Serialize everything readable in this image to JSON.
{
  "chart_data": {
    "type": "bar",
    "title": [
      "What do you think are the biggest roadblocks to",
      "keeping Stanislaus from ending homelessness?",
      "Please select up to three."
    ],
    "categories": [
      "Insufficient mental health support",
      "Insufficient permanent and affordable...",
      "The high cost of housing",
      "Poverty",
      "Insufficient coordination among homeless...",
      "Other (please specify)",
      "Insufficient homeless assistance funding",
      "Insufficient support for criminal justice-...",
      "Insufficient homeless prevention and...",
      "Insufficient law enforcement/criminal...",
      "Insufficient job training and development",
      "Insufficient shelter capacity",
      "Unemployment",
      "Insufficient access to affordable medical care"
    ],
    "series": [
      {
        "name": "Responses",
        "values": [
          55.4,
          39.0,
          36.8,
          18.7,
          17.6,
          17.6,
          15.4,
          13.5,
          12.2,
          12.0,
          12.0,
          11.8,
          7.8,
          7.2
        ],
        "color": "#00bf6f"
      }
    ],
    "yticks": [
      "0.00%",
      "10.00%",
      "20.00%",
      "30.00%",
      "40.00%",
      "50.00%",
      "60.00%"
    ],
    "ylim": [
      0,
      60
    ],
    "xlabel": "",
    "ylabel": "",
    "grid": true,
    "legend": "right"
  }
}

______________________________

- [Exercise prompt]
Write the listing out again, exactly as it reads.

- [The output]
Serialize everything readable in this image to JSON.
{
  "chart_data": {
    "type": "bar",
    "title": [
      "What do you think are the biggest roadblocks to",
      "keeping Stanislaus from ending homelessness?",
      "Please select up to three."
    ],
    "categories": [
      "Insufficient mental health support",
      "Insufficient permanent and affordable...",
      "The high cost of housing",
      "Poverty",
      "Insufficient coordination among homeless...",
      "Other (please specify)",
      "Insufficient homeless assistance funding",
      "Insufficient support for criminal justice-...",
      "Insufficient homeless prevention and...",
      "Insufficient law enforcement/criminal...",
      "Insufficient job training and development",
      "Insufficient shelter capacity",
      "Unemployment",
      "Insufficient access to affordable medical care"
    ],
    "series": [
      {
        "name": "Responses",
        "values": [
          55.4,
          39.0,
          36.8,
          18.7,
          17.6,
          17.6,
          15.4,
          13.5,
          12.2,
          12.0,
          12.0,
          11.8,
          7.8,
          7.2
        ],
        "color": "#00bf6f"
      }
    ],
    "yticks": [
      "0.00%",
      "10.00%",
      "20.00%",
      "30.00%",
      "40.00%",
      "50.00%",
      "60.00%"
    ],
    "ylim": [
      0,
      60
    ],
    "xlabel": "",
    "ylabel": "",
    "grid": true,
    "legend": "right"
  }
}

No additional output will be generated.